• **What you are asked to do**
Find the line that contains "Extract the chart's". Output it and every line after it to the end of the records, exactly as they appear.

• • • • • • •

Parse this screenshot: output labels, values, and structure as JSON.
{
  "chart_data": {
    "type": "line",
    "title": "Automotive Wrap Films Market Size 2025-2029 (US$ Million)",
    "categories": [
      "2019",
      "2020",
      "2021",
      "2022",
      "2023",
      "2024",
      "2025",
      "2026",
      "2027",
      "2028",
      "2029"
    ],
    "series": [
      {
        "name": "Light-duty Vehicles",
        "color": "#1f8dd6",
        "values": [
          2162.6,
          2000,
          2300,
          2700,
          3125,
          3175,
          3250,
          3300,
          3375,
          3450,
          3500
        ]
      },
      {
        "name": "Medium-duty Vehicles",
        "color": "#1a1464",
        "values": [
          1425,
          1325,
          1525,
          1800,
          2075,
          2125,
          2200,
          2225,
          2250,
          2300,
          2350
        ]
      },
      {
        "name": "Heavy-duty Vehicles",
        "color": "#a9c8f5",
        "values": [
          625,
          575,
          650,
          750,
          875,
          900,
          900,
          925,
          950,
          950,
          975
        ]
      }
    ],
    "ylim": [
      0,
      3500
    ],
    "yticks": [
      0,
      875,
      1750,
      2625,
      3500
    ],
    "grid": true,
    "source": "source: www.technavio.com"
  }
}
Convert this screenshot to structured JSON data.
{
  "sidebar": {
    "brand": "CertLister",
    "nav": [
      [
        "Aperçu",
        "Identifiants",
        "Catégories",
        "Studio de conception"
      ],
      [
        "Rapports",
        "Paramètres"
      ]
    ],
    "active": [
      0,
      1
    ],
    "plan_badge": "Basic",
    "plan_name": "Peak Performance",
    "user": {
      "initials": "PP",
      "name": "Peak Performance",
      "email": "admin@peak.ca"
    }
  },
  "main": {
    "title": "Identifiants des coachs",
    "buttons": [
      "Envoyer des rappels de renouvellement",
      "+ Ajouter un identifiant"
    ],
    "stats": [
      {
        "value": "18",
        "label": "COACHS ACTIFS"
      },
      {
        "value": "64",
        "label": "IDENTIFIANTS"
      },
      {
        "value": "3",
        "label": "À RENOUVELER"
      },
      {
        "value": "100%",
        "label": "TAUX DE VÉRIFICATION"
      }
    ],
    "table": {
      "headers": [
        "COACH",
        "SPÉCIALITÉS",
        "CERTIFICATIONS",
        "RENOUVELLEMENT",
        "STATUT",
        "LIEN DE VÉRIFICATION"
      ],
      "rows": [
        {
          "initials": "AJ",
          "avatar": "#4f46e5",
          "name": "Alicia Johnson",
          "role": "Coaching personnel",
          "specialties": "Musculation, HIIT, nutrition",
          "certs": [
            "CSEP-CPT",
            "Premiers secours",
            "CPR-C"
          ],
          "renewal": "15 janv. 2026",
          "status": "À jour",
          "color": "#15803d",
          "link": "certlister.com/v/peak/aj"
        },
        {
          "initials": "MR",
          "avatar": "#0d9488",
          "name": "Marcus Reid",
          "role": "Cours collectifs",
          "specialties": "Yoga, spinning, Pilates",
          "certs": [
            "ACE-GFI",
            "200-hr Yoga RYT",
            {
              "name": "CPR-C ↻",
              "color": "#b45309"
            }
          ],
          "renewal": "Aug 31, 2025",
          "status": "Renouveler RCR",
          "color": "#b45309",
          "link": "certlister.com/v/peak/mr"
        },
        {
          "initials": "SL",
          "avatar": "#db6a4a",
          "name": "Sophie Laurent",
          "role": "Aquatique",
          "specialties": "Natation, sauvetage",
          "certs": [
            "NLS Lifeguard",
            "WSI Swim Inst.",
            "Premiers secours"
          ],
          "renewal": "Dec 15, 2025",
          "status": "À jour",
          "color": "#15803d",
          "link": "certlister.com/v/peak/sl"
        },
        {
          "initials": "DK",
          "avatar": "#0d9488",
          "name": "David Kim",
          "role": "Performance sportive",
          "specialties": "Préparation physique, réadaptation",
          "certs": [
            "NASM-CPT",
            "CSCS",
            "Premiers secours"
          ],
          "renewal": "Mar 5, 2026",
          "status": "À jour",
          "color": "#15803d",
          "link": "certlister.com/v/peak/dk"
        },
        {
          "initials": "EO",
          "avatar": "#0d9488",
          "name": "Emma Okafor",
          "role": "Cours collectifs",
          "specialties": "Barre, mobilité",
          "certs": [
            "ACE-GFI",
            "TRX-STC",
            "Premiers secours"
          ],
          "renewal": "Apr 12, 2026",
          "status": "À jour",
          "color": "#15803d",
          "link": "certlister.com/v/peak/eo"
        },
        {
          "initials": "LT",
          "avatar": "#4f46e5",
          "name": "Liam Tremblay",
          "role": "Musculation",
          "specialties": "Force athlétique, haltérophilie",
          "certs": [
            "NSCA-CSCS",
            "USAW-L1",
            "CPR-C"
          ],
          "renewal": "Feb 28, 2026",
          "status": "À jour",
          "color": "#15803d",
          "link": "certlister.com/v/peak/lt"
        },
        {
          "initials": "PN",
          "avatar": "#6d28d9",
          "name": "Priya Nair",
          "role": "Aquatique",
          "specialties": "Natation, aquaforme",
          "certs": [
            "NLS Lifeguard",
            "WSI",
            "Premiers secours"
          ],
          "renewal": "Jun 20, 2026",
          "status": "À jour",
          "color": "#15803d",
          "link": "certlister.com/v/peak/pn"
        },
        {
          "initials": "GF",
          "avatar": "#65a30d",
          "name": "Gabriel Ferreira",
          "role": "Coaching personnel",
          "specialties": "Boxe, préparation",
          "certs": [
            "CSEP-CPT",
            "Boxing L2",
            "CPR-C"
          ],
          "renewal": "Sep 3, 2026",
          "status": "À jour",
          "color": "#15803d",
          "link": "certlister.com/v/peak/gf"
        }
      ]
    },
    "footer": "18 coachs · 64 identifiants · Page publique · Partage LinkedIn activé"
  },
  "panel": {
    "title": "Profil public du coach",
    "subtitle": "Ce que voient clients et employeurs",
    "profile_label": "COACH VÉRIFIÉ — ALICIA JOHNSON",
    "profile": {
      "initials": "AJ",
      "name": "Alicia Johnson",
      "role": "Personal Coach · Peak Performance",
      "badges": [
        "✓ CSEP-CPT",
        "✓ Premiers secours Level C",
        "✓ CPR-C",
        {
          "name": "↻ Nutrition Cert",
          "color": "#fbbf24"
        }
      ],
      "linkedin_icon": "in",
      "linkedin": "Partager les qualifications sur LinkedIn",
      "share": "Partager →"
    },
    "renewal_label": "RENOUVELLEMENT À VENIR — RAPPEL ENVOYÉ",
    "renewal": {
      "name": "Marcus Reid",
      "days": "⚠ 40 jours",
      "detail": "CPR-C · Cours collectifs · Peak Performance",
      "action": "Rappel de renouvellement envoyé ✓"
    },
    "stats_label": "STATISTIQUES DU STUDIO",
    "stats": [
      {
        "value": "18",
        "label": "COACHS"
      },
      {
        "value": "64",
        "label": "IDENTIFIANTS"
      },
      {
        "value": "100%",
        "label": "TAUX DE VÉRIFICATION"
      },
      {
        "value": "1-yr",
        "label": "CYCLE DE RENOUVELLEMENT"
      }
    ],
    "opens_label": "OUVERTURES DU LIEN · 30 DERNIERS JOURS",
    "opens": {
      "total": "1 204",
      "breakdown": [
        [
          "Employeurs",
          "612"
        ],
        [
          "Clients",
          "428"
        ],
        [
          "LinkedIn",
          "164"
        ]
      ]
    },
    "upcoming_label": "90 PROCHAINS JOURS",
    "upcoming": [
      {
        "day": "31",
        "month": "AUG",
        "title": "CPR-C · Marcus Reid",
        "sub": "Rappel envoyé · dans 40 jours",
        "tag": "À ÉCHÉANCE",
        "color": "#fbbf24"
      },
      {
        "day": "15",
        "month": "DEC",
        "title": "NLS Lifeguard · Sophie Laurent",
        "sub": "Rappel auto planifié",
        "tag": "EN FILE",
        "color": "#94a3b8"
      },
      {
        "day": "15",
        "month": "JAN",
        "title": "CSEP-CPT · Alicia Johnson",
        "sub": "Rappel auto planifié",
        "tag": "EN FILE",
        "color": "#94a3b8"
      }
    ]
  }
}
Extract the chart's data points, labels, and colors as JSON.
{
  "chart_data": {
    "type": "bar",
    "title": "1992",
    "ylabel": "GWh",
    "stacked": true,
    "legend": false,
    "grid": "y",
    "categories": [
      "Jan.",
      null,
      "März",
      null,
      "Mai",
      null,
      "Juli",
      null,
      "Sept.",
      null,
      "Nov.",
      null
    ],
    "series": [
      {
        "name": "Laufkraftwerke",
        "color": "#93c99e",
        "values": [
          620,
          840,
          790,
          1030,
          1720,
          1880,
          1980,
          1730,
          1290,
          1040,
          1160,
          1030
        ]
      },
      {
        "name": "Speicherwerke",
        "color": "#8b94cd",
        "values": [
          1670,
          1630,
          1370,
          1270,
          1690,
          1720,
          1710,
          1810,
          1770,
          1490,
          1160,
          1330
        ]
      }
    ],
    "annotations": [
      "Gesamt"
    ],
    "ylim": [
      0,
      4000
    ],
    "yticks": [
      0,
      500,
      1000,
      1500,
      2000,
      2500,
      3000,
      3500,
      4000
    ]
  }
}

• • • • • • •

• **Correct answer**
Extract the chart's data points, labels, and colors as JSON.
{
  "chart_data": {
    "type": "bar",
    "title": "1992",
    "ylabel": "GWh",
    "stacked": true,
    "legend": false,
    "grid": "y",
    "categories": [
      "Jan.",
      null,
      "März",
      null,
      "Mai",
      null,
      "Juli",
      null,
      "Sept.",
      null,
      "Nov.",
      null
    ],
    "series": [
      {
        "name": "Laufkraftwerke",
        "color": "#93c99e",
        "values": [
          620,
          840,
          790,
          1030,
          1720,
          1880,
          1980,
          1730,
          1290,
          1040,
          1160,
          1030
        ]
      },
      {
        "name": "Speicherwerke",
        "color": "#8b94cd",
        "values": [
          1670,
          1630,
          1370,
          1270,
          1690,
          1720,
          1710,
          1810,
          1770,
          1490,
          1160,
          1330
        ]
      }
    ],
    "annotations": [
      "Gesamt"
    ],
    "ylim": [
      0,
      4000
    ],
    "yticks": [
      0,
      500,
      1000,
      1500,
      2000,
      2500,
      3000,
      3500,
      4000
    ]
  }
}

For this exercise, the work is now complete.